> _Available records_:
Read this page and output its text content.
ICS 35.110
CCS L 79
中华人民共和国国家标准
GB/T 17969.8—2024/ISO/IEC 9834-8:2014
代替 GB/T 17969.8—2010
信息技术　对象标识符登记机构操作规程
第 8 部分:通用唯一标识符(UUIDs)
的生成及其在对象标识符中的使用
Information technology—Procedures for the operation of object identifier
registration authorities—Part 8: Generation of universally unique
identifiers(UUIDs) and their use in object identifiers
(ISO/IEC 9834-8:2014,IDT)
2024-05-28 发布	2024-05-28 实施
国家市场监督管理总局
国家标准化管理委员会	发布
--
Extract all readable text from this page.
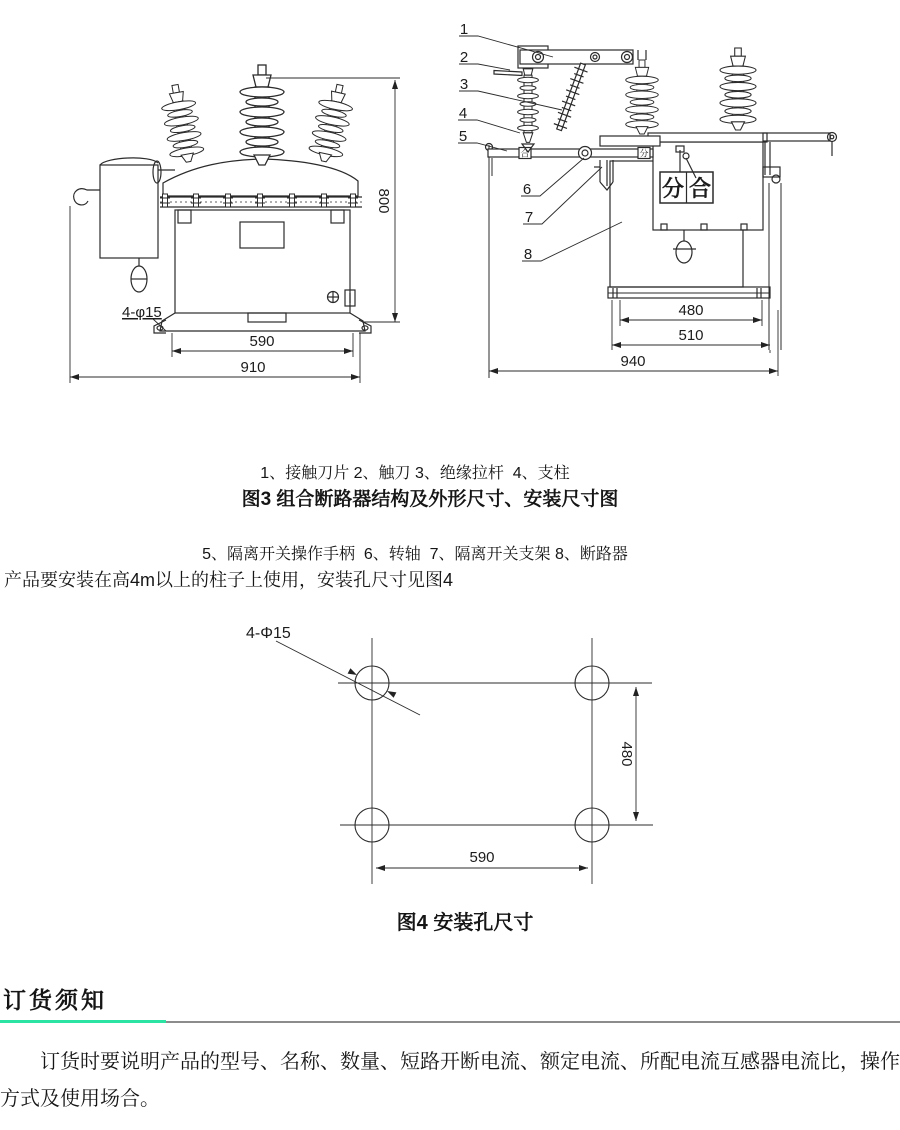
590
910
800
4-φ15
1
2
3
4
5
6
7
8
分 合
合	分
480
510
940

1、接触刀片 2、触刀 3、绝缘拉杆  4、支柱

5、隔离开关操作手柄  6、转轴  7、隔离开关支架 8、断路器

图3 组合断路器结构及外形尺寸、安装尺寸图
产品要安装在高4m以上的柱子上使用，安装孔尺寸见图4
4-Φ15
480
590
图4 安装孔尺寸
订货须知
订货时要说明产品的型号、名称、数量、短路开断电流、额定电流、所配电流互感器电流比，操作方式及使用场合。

> _What is being asked_:
Which lines hold the word "UUIDs"? Copy every one of them.

> _Result of the exercise_:
第 8 部分:通用唯一标识符(UUIDs)
identifiers(UUIDs) and their use in object identifiers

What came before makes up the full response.